▶ _Stated exercise_: Of all the lines here, how many include the string "region"? Answer with the number only.

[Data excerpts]
>> Begin
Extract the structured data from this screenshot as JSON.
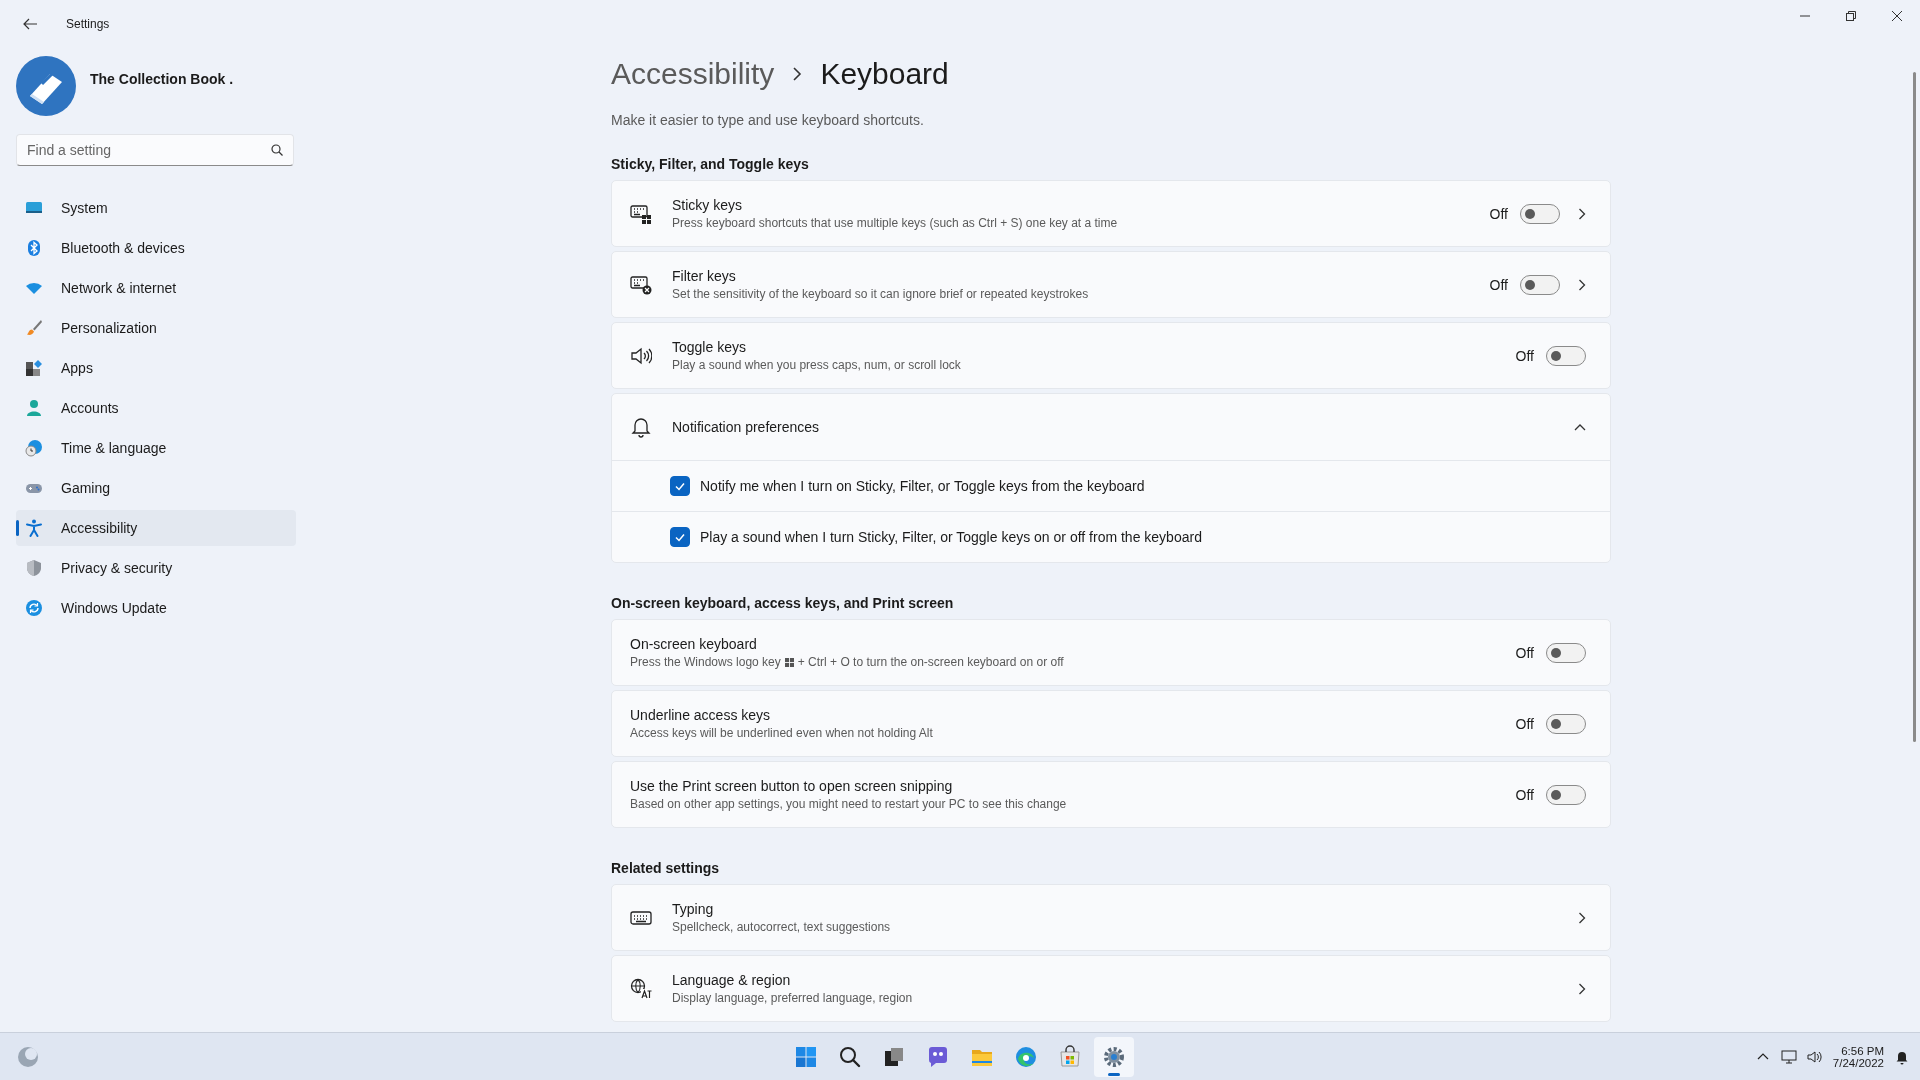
{
  "window": {
    "title": "Settings"
  },
  "profile": {
    "name": "The Collection Book ."
  },
  "search": {
    "placeholder": "Find a setting"
  },
  "nav": [
    {
      "label": "System",
      "selected": false
    },
    {
      "label": "Bluetooth & devices",
      "selected": false
    },
    {
      "label": "Network & internet",
      "selected": false
    },
    {
      "label": "Personalization",
      "selected": false
    },
    {
      "label": "Apps",
      "selected": false
    },
    {
      "label": "Accounts",
      "selected": false
    },
    {
      "label": "Time & language",
      "selected": false
    },
    {
      "label": "Gaming",
      "selected": false
    },
    {
      "label": "Accessibility",
      "selected": true
    },
    {
      "label": "Privacy & security",
      "selected": false
    },
    {
      "label": "Windows Update",
      "selected": false
    }
  ],
  "breadcrumb": {
    "parent": "Accessibility",
    "current": "Keyboard"
  },
  "description": "Make it easier to type and use keyboard shortcuts.",
  "sections": [
    {
      "title": "Sticky, Filter, and Toggle keys",
      "items": [
        {
          "kind": "toggle",
          "title": "Sticky keys",
          "subtitle_parts": [
            "Press keyboard shortcuts that use multiple keys (such as Ctrl + S) one key at a time"
          ],
          "state_label": "Off",
          "on": false,
          "chevron": true
        },
        {
          "kind": "toggle",
          "title": "Filter keys",
          "subtitle_parts": [
            "Set the sensitivity of the keyboard so it can ignore brief or repeated keystrokes"
          ],
          "state_label": "Off",
          "on": false,
          "chevron": true
        },
        {
          "kind": "toggle",
          "title": "Toggle keys",
          "subtitle_parts": [
            "Play a sound when you press caps, num, or scroll lock"
          ],
          "state_label": "Off",
          "on": false,
          "chevron": false
        },
        {
          "kind": "expander",
          "title": "Notification preferences",
          "expanded": true,
          "options": [
            {
              "label": "Notify me when I turn on Sticky, Filter, or Toggle keys from the keyboard",
              "checked": true
            },
            {
              "label": "Play a sound when I turn Sticky, Filter, or Toggle keys on or off from the keyboard",
              "checked": true
            }
          ]
        }
      ]
    },
    {
      "title": "On-screen keyboard, access keys, and Print screen",
      "items": [
        {
          "kind": "toggle",
          "title": "On-screen keyboard",
          "subtitle_parts": [
            "Press the Windows logo key",
            "+ Ctrl + O to turn the on-screen keyboard on or off"
          ],
          "state_label": "Off",
          "on": false,
          "chevron": false
        },
        {
          "kind": "toggle",
          "title": "Underline access keys",
          "subtitle_parts": [
            "Access keys will be underlined even when not holding Alt"
          ],
          "state_label": "Off",
          "on": false,
          "chevron": false
        },
        {
          "kind": "toggle",
          "title": "Use the Print screen button to open screen snipping",
          "subtitle_parts": [
            "Based on other app settings, you might need to restart your PC to see this change"
          ],
          "state_label": "Off",
          "on": false,
          "chevron": false
        }
      ]
    },
    {
      "title": "Related settings",
      "items": [
        {
          "kind": "link",
          "title": "Typing",
          "subtitle_parts": [
            "Spellcheck, autocorrect, text suggestions"
          ]
        },
        {
          "kind": "link",
          "title": "Language & region",
          "subtitle_parts": [
            "Display language, preferred language, region"
          ]
        }
      ]
    }
  ],
  "taskbar": {
    "apps": [
      {
        "selected": false
      },
      {
        "selected": false
      },
      {
        "selected": false
      },
      {
        "selected": false
      },
      {
        "selected": false
      },
      {
        "selected": false
      },
      {
        "selected": false
      },
      {
        "selected": true
      }
    ],
    "time": "6:56 PM",
    "date": "7/24/2022"
  }
}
>> End
▶ _The answer_: 2